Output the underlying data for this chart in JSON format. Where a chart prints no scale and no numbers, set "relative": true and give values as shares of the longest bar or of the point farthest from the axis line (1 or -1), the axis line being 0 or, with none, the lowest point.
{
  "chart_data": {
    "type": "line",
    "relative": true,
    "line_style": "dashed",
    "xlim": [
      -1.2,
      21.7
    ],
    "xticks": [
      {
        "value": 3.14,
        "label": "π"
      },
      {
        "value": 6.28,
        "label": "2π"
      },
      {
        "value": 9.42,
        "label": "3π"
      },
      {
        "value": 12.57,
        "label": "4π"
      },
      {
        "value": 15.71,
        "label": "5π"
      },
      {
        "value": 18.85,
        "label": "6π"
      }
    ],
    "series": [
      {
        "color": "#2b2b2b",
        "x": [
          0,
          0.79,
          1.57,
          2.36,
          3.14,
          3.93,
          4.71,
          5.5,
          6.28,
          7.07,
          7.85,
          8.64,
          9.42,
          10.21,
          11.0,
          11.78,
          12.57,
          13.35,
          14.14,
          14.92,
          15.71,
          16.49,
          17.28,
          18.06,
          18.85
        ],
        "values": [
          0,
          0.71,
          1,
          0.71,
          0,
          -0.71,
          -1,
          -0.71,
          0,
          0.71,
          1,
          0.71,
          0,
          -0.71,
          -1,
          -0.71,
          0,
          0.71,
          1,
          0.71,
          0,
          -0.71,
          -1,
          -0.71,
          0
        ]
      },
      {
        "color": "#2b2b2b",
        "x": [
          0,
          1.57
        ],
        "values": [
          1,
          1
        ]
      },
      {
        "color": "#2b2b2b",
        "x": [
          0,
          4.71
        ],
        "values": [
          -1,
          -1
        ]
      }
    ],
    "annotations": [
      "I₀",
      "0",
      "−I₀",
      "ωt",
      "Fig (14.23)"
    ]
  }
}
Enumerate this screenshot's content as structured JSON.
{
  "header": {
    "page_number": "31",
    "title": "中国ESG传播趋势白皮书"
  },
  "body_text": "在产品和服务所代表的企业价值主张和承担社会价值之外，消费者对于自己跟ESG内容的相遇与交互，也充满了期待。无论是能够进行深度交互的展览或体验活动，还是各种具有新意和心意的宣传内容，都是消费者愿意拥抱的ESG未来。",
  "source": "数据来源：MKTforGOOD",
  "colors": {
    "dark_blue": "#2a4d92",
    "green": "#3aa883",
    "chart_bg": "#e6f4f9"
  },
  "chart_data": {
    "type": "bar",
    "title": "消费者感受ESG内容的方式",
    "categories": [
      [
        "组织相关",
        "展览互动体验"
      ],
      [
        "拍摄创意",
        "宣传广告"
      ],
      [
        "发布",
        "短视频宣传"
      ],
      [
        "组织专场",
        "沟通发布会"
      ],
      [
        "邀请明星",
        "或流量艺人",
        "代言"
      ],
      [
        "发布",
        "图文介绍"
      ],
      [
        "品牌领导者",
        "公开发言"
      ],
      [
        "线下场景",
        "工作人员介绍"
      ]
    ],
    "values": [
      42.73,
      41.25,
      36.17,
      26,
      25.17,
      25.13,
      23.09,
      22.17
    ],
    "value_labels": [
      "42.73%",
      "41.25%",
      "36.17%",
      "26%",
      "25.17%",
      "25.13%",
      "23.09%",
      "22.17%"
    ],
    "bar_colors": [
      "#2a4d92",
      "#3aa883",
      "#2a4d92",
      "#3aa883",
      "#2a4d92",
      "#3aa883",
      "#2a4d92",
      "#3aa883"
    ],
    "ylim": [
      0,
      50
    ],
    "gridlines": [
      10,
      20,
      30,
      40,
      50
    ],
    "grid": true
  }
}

- WHAT TO DO -
Your task is to repeat every entry exactly.

- FINISHED EXERCISE -
Output the underlying data for this chart in JSON format. Where a chart prints no scale and no numbers, set "relative": true and give values as shares of the longest bar or of the point farthest from the axis line (1 or -1), the axis line being 0 or, with none, the lowest point.
{
  "chart_data": {
    "type": "line",
    "relative": true,
    "line_style": "dashed",
    "xlim": [
      -1.2,
      21.7
    ],
    "xticks": [
      {
        "value": 3.14,
        "label": "π"
      },
      {
        "value": 6.28,
        "label": "2π"
      },
      {
        "value": 9.42,
        "label": "3π"
      },
      {
        "value": 12.57,
        "label": "4π"
      },
      {
        "value": 15.71,
        "label": "5π"
      },
      {
        "value": 18.85,
        "label": "6π"
      }
    ],
    "series": [
      {
        "color": "#2b2b2b",
        "x": [
          0,
          0.79,
          1.57,
          2.36,
          3.14,
          3.93,
          4.71,
          5.5,
          6.28,
          7.07,
          7.85,
          8.64,
          9.42,
          10.21,
          11.0,
          11.78,
          12.57,
          13.35,
          14.14,
          14.92,
          15.71,
          16.49,
          17.28,
          18.06,
          18.85
        ],
        "values": [
          0,
          0.71,
          1,
          0.71,
          0,
          -0.71,
          -1,
          -0.71,
          0,
          0.71,
          1,
          0.71,
          0,
          -0.71,
          -1,
          -0.71,
          0,
          0.71,
          1,
          0.71,
          0,
          -0.71,
          -1,
          -0.71,
          0
        ]
      },
      {
        "color": "#2b2b2b",
        "x": [
          0,
          1.57
        ],
        "values": [
          1,
          1
        ]
      },
      {
        "color": "#2b2b2b",
        "x": [
          0,
          4.71
        ],
        "values": [
          -1,
          -1
        ]
      }
    ],
    "annotations": [
      "I₀",
      "0",
      "−I₀",
      "ωt",
      "Fig (14.23)"
    ]
  }
}
Enumerate this screenshot's content as structured JSON.
{
  "header": {
    "page_number": "31",
    "title": "中国ESG传播趋势白皮书"
  },
  "body_text": "在产品和服务所代表的企业价值主张和承担社会价值之外，消费者对于自己跟ESG内容的相遇与交互，也充满了期待。无论是能够进行深度交互的展览或体验活动，还是各种具有新意和心意的宣传内容，都是消费者愿意拥抱的ESG未来。",
  "source": "数据来源：MKTforGOOD",
  "colors": {
    "dark_blue": "#2a4d92",
    "green": "#3aa883",
    "chart_bg": "#e6f4f9"
  },
  "chart_data": {
    "type": "bar",
    "title": "消费者感受ESG内容的方式",
    "categories": [
      [
        "组织相关",
        "展览互动体验"
      ],
      [
        "拍摄创意",
        "宣传广告"
      ],
      [
        "发布",
        "短视频宣传"
      ],
      [
        "组织专场",
        "沟通发布会"
      ],
      [
        "邀请明星",
        "或流量艺人",
        "代言"
      ],
      [
        "发布",
        "图文介绍"
      ],
      [
        "品牌领导者",
        "公开发言"
      ],
      [
        "线下场景",
        "工作人员介绍"
      ]
    ],
    "values": [
      42.73,
      41.25,
      36.17,
      26,
      25.17,
      25.13,
      23.09,
      22.17
    ],
    "value_labels": [
      "42.73%",
      "41.25%",
      "36.17%",
      "26%",
      "25.17%",
      "25.13%",
      "23.09%",
      "22.17%"
    ],
    "bar_colors": [
      "#2a4d92",
      "#3aa883",
      "#2a4d92",
      "#3aa883",
      "#2a4d92",
      "#3aa883",
      "#2a4d92",
      "#3aa883"
    ],
    "ylim": [
      0,
      50
    ],
    "gridlines": [
      10,
      20,
      30,
      40,
      50
    ],
    "grid": true
  }
}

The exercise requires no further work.